Raw records:
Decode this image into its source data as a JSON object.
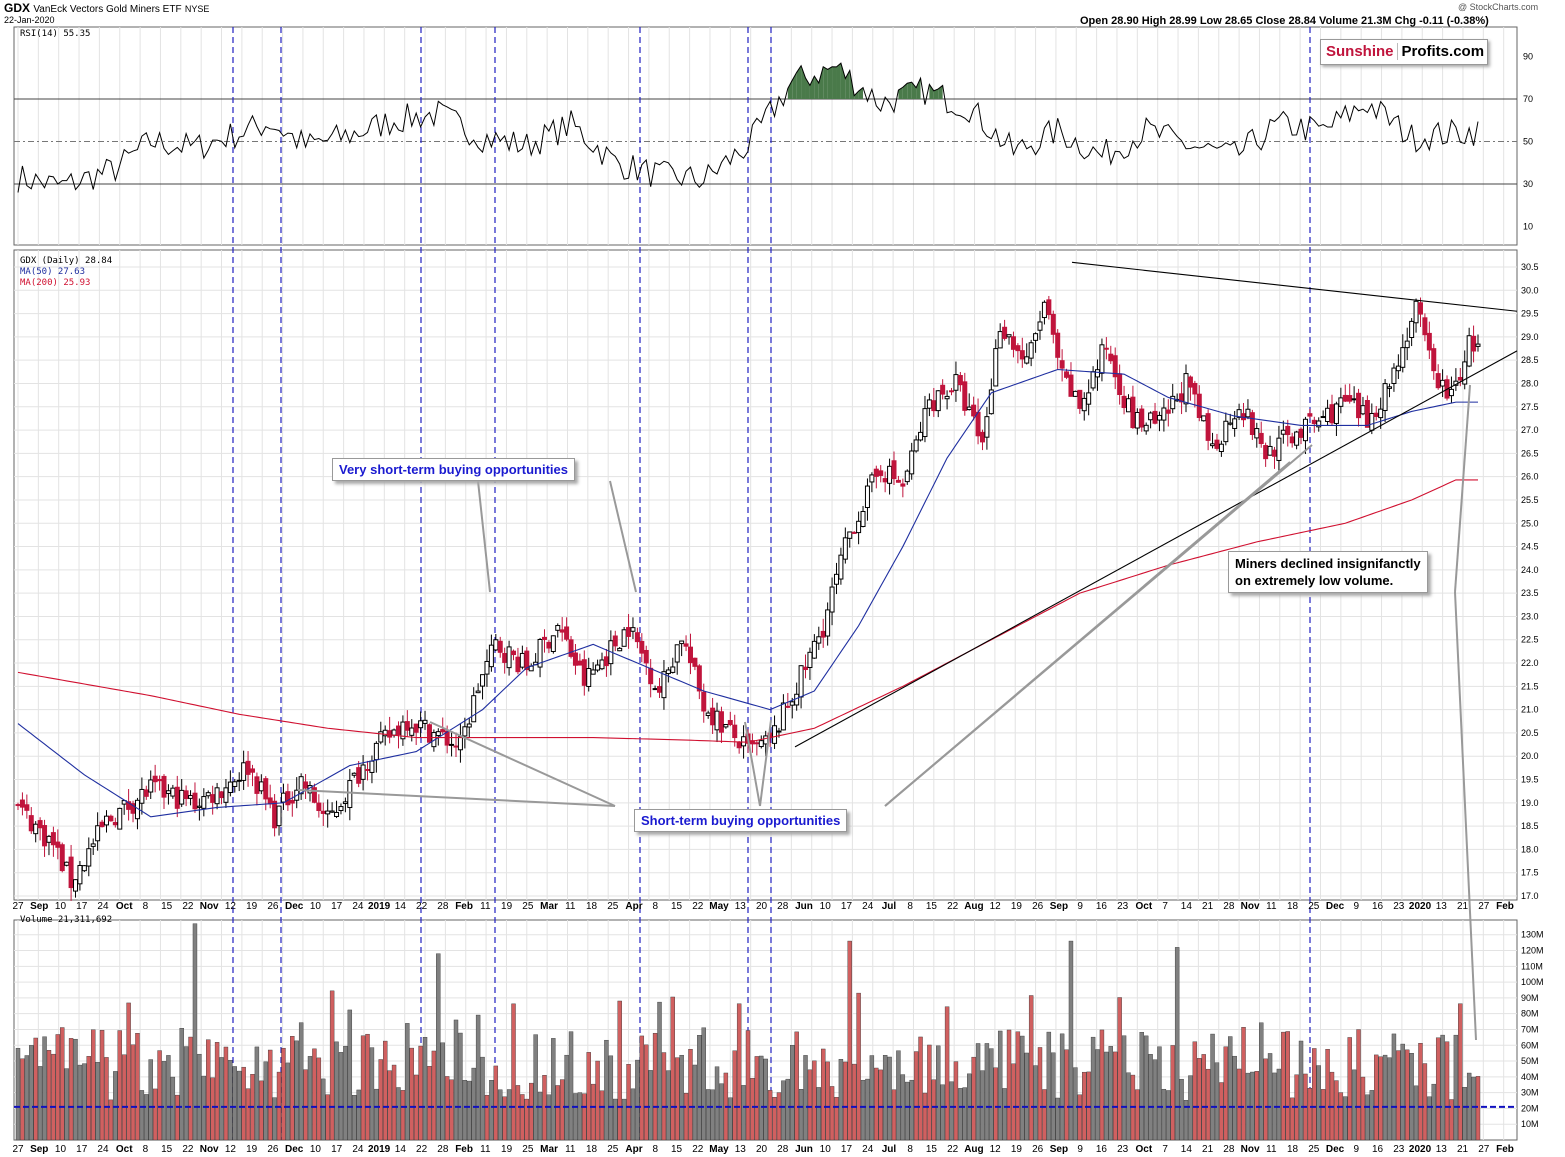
{
  "header": {
    "ticker": "GDX",
    "name": "VanEck Vectors Gold Miners ETF",
    "exchange": "NYSE",
    "date": "22-Jan-2020",
    "stats": "Open 28.90  High 28.99  Low 28.65  Close 28.84  Volume 21.3M  Chg -0.11 (-0.38%)",
    "credit": "@ StockCharts.com",
    "logo_part1": "Sunshine",
    "logo_part2": "Profits.com"
  },
  "legends": {
    "rsi": "RSI(14) 55.35",
    "price": "GDX (Daily) 28.84",
    "ma50": "MA(50) 27.63",
    "ma200": "MA(200) 25.93",
    "volume": "Volume 21,311,692"
  },
  "annotations": {
    "very_short_term": "Very short-term buying opportunities",
    "short_term": "Short-term buying opportunities",
    "miners_line1": "Miners declined insignifanctly",
    "miners_line2": "on extremely low volume."
  },
  "colors": {
    "up": "#000000",
    "down": "#c0143c",
    "ma50": "#1f2fa0",
    "ma200": "#d01030",
    "vol_up": "#808080",
    "vol_down": "#d06060",
    "marker_lines": "#2020c0",
    "rsi_ob_fill": "#4a7a4a",
    "rsi_os_fill": "#c06070"
  },
  "chart_data": [
    {
      "type": "line",
      "panel": "RSI(14)",
      "yticks": [
        10,
        30,
        50,
        70,
        90
      ],
      "ylim": [
        0,
        100
      ],
      "reference_lines": [
        30,
        50,
        70
      ],
      "series": [
        {
          "name": "RSI(14)",
          "x_index": [
            0,
            10,
            22,
            30,
            40,
            50,
            57,
            65,
            75,
            85,
            95,
            105,
            115,
            125,
            135,
            145,
            155,
            165,
            175,
            185,
            195,
            205,
            215,
            225,
            235,
            245,
            255,
            265,
            275,
            285,
            295,
            305,
            315,
            330
          ],
          "values": [
            33,
            29,
            37,
            50,
            47,
            54,
            59,
            48,
            53,
            60,
            63,
            52,
            48,
            58,
            40,
            34,
            32,
            48,
            78,
            85,
            68,
            74,
            66,
            45,
            55,
            43,
            55,
            48,
            43,
            58,
            55,
            68,
            52,
            55
          ]
        }
      ]
    },
    {
      "type": "candlestick",
      "panel": "GDX (Daily)",
      "ylim": [
        17.0,
        30.5
      ],
      "yticks": [
        17.0,
        17.5,
        18.0,
        18.5,
        19.0,
        19.5,
        20.0,
        20.5,
        21.0,
        21.5,
        22.0,
        22.5,
        23.0,
        23.5,
        24.0,
        24.5,
        25.0,
        25.5,
        26.0,
        26.5,
        27.0,
        27.5,
        28.0,
        28.5,
        29.0,
        29.5,
        30.0,
        30.5
      ],
      "xticks": [
        "27",
        "Sep",
        "10",
        "17",
        "24",
        "Oct",
        "8",
        "15",
        "22",
        "Nov",
        "12",
        "19",
        "26",
        "Dec",
        "10",
        "17",
        "24",
        "2019",
        "14",
        "22",
        "28",
        "Feb",
        "11",
        "19",
        "25",
        "Mar",
        "11",
        "18",
        "25",
        "Apr",
        "8",
        "15",
        "22",
        "May",
        "13",
        "20",
        "28",
        "Jun",
        "10",
        "17",
        "24",
        "Jul",
        "8",
        "15",
        "22",
        "Aug",
        "12",
        "19",
        "26",
        "Sep",
        "9",
        "16",
        "23",
        "Oct",
        "7",
        "14",
        "21",
        "28",
        "Nov",
        "11",
        "18",
        "25",
        "Dec",
        "9",
        "16",
        "23",
        "2020",
        "13",
        "21",
        "27",
        "Feb"
      ],
      "close_path": {
        "x_index": [
          0,
          8,
          12,
          20,
          30,
          40,
          46,
          52,
          58,
          64,
          70,
          80,
          88,
          100,
          104,
          108,
          115,
          122,
          128,
          134,
          138,
          145,
          150,
          155,
          160,
          165,
          170,
          178,
          182,
          188,
          195,
          200,
          206,
          212,
          218,
          222,
          228,
          232,
          236,
          240,
          246,
          252,
          258,
          264,
          270,
          276,
          282,
          288,
          294,
          300,
          305,
          310,
          316,
          320,
          324,
          328
        ],
        "values": [
          18.9,
          18.1,
          17.3,
          18.6,
          19.3,
          19.0,
          19.3,
          19.8,
          18.7,
          19.5,
          18.6,
          20.1,
          20.8,
          20.2,
          21.5,
          22.4,
          21.9,
          22.8,
          21.6,
          22.3,
          22.8,
          21.4,
          22.6,
          21.1,
          20.6,
          20.1,
          20.3,
          21.9,
          22.8,
          24.8,
          26.2,
          25.8,
          27.6,
          28.0,
          26.7,
          29.3,
          28.4,
          29.7,
          28.1,
          27.5,
          28.8,
          27.2,
          27.1,
          28.0,
          26.6,
          27.6,
          26.5,
          26.9,
          27.2,
          27.6,
          27.2,
          28.0,
          29.6,
          28.2,
          27.7,
          28.84
        ]
      },
      "series": [
        {
          "name": "MA(50)",
          "last": 27.63,
          "x_index": [
            0,
            15,
            30,
            45,
            60,
            75,
            90,
            105,
            115,
            130,
            140,
            155,
            170,
            180,
            190,
            200,
            210,
            220,
            235,
            250,
            260,
            275,
            290,
            305,
            315,
            325
          ],
          "values": [
            20.7,
            19.6,
            18.7,
            18.9,
            19.0,
            19.8,
            20.1,
            21.0,
            21.9,
            22.4,
            22.0,
            21.4,
            21.0,
            21.4,
            22.8,
            24.5,
            26.4,
            27.8,
            28.3,
            28.2,
            27.7,
            27.3,
            27.1,
            27.1,
            27.4,
            27.6
          ]
        },
        {
          "name": "MA(200)",
          "last": 25.93,
          "x_index": [
            0,
            30,
            50,
            70,
            90,
            110,
            130,
            150,
            165,
            180,
            200,
            220,
            240,
            260,
            280,
            300,
            315,
            325
          ],
          "values": [
            21.8,
            21.3,
            20.9,
            20.6,
            20.4,
            20.4,
            20.4,
            20.35,
            20.3,
            20.6,
            21.5,
            22.5,
            23.5,
            24.1,
            24.6,
            25.0,
            25.5,
            25.93
          ]
        }
      ],
      "trendlines": [
        {
          "from": [
            "Sep 2019",
            30.6
          ],
          "to": [
            "Feb 2020",
            29.55
          ]
        },
        {
          "from": [
            "May 2019",
            20.2
          ],
          "to": [
            "Feb 2020",
            28.7
          ]
        }
      ]
    },
    {
      "type": "bar",
      "panel": "Volume",
      "yticks": [
        "10M",
        "20M",
        "30M",
        "40M",
        "50M",
        "60M",
        "70M",
        "80M",
        "90M",
        "100M",
        "110M",
        "120M",
        "130M"
      ],
      "ylim": [
        0,
        135
      ],
      "unit": "M shares",
      "last_value": 21311692,
      "average_line": 21,
      "notable_spikes": [
        {
          "x_index": 40,
          "value": 137
        },
        {
          "x_index": 95,
          "value": 118
        },
        {
          "x_index": 188,
          "value": 126
        },
        {
          "x_index": 238,
          "value": 126
        },
        {
          "x_index": 262,
          "value": 122
        }
      ]
    }
  ]
}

INSTRUCTION —
Each entry shown above must be quoted exactly, with its pictures left out.

TASK RESULT —
Decode this image into its source data as a JSON object.
{
  "header": {
    "ticker": "GDX",
    "name": "VanEck Vectors Gold Miners ETF",
    "exchange": "NYSE",
    "date": "22-Jan-2020",
    "stats": "Open 28.90  High 28.99  Low 28.65  Close 28.84  Volume 21.3M  Chg -0.11 (-0.38%)",
    "credit": "@ StockCharts.com",
    "logo_part1": "Sunshine",
    "logo_part2": "Profits.com"
  },
  "legends": {
    "rsi": "RSI(14) 55.35",
    "price": "GDX (Daily) 28.84",
    "ma50": "MA(50) 27.63",
    "ma200": "MA(200) 25.93",
    "volume": "Volume 21,311,692"
  },
  "annotations": {
    "very_short_term": "Very short-term buying opportunities",
    "short_term": "Short-term buying opportunities",
    "miners_line1": "Miners declined insignifanctly",
    "miners_line2": "on extremely low volume."
  },
  "colors": {
    "up": "#000000",
    "down": "#c0143c",
    "ma50": "#1f2fa0",
    "ma200": "#d01030",
    "vol_up": "#808080",
    "vol_down": "#d06060",
    "marker_lines": "#2020c0",
    "rsi_ob_fill": "#4a7a4a",
    "rsi_os_fill": "#c06070"
  },
  "chart_data": [
    {
      "type": "line",
      "panel": "RSI(14)",
      "yticks": [
        10,
        30,
        50,
        70,
        90
      ],
      "ylim": [
        0,
        100
      ],
      "reference_lines": [
        30,
        50,
        70
      ],
      "series": [
        {
          "name": "RSI(14)",
          "x_index": [
            0,
            10,
            22,
            30,
            40,
            50,
            57,
            65,
            75,
            85,
            95,
            105,
            115,
            125,
            135,
            145,
            155,
            165,
            175,
            185,
            195,
            205,
            215,
            225,
            235,
            245,
            255,
            265,
            275,
            285,
            295,
            305,
            315,
            330
          ],
          "values": [
            33,
            29,
            37,
            50,
            47,
            54,
            59,
            48,
            53,
            60,
            63,
            52,
            48,
            58,
            40,
            34,
            32,
            48,
            78,
            85,
            68,
            74,
            66,
            45,
            55,
            43,
            55,
            48,
            43,
            58,
            55,
            68,
            52,
            55
          ]
        }
      ]
    },
    {
      "type": "candlestick",
      "panel": "GDX (Daily)",
      "ylim": [
        17.0,
        30.5
      ],
      "yticks": [
        17.0,
        17.5,
        18.0,
        18.5,
        19.0,
        19.5,
        20.0,
        20.5,
        21.0,
        21.5,
        22.0,
        22.5,
        23.0,
        23.5,
        24.0,
        24.5,
        25.0,
        25.5,
        26.0,
        26.5,
        27.0,
        27.5,
        28.0,
        28.5,
        29.0,
        29.5,
        30.0,
        30.5
      ],
      "xticks": [
        "27",
        "Sep",
        "10",
        "17",
        "24",
        "Oct",
        "8",
        "15",
        "22",
        "Nov",
        "12",
        "19",
        "26",
        "Dec",
        "10",
        "17",
        "24",
        "2019",
        "14",
        "22",
        "28",
        "Feb",
        "11",
        "19",
        "25",
        "Mar",
        "11",
        "18",
        "25",
        "Apr",
        "8",
        "15",
        "22",
        "May",
        "13",
        "20",
        "28",
        "Jun",
        "10",
        "17",
        "24",
        "Jul",
        "8",
        "15",
        "22",
        "Aug",
        "12",
        "19",
        "26",
        "Sep",
        "9",
        "16",
        "23",
        "Oct",
        "7",
        "14",
        "21",
        "28",
        "Nov",
        "11",
        "18",
        "25",
        "Dec",
        "9",
        "16",
        "23",
        "2020",
        "13",
        "21",
        "27",
        "Feb"
      ],
      "close_path": {
        "x_index": [
          0,
          8,
          12,
          20,
          30,
          40,
          46,
          52,
          58,
          64,
          70,
          80,
          88,
          100,
          104,
          108,
          115,
          122,
          128,
          134,
          138,
          145,
          150,
          155,
          160,
          165,
          170,
          178,
          182,
          188,
          195,
          200,
          206,
          212,
          218,
          222,
          228,
          232,
          236,
          240,
          246,
          252,
          258,
          264,
          270,
          276,
          282,
          288,
          294,
          300,
          305,
          310,
          316,
          320,
          324,
          328
        ],
        "values": [
          18.9,
          18.1,
          17.3,
          18.6,
          19.3,
          19.0,
          19.3,
          19.8,
          18.7,
          19.5,
          18.6,
          20.1,
          20.8,
          20.2,
          21.5,
          22.4,
          21.9,
          22.8,
          21.6,
          22.3,
          22.8,
          21.4,
          22.6,
          21.1,
          20.6,
          20.1,
          20.3,
          21.9,
          22.8,
          24.8,
          26.2,
          25.8,
          27.6,
          28.0,
          26.7,
          29.3,
          28.4,
          29.7,
          28.1,
          27.5,
          28.8,
          27.2,
          27.1,
          28.0,
          26.6,
          27.6,
          26.5,
          26.9,
          27.2,
          27.6,
          27.2,
          28.0,
          29.6,
          28.2,
          27.7,
          28.84
        ]
      },
      "series": [
        {
          "name": "MA(50)",
          "last": 27.63,
          "x_index": [
            0,
            15,
            30,
            45,
            60,
            75,
            90,
            105,
            115,
            130,
            140,
            155,
            170,
            180,
            190,
            200,
            210,
            220,
            235,
            250,
            260,
            275,
            290,
            305,
            315,
            325
          ],
          "values": [
            20.7,
            19.6,
            18.7,
            18.9,
            19.0,
            19.8,
            20.1,
            21.0,
            21.9,
            22.4,
            22.0,
            21.4,
            21.0,
            21.4,
            22.8,
            24.5,
            26.4,
            27.8,
            28.3,
            28.2,
            27.7,
            27.3,
            27.1,
            27.1,
            27.4,
            27.6
          ]
        },
        {
          "name": "MA(200)",
          "last": 25.93,
          "x_index": [
            0,
            30,
            50,
            70,
            90,
            110,
            130,
            150,
            165,
            180,
            200,
            220,
            240,
            260,
            280,
            300,
            315,
            325
          ],
          "values": [
            21.8,
            21.3,
            20.9,
            20.6,
            20.4,
            20.4,
            20.4,
            20.35,
            20.3,
            20.6,
            21.5,
            22.5,
            23.5,
            24.1,
            24.6,
            25.0,
            25.5,
            25.93
          ]
        }
      ],
      "trendlines": [
        {
          "from": [
            "Sep 2019",
            30.6
          ],
          "to": [
            "Feb 2020",
            29.55
          ]
        },
        {
          "from": [
            "May 2019",
            20.2
          ],
          "to": [
            "Feb 2020",
            28.7
          ]
        }
      ]
    },
    {
      "type": "bar",
      "panel": "Volume",
      "yticks": [
        "10M",
        "20M",
        "30M",
        "40M",
        "50M",
        "60M",
        "70M",
        "80M",
        "90M",
        "100M",
        "110M",
        "120M",
        "130M"
      ],
      "ylim": [
        0,
        135
      ],
      "unit": "M shares",
      "last_value": 21311692,
      "average_line": 21,
      "notable_spikes": [
        {
          "x_index": 40,
          "value": 137
        },
        {
          "x_index": 95,
          "value": 118
        },
        {
          "x_index": 188,
          "value": 126
        },
        {
          "x_index": 238,
          "value": 126
        },
        {
          "x_index": 262,
          "value": 122
        }
      ]
    }
  ]
}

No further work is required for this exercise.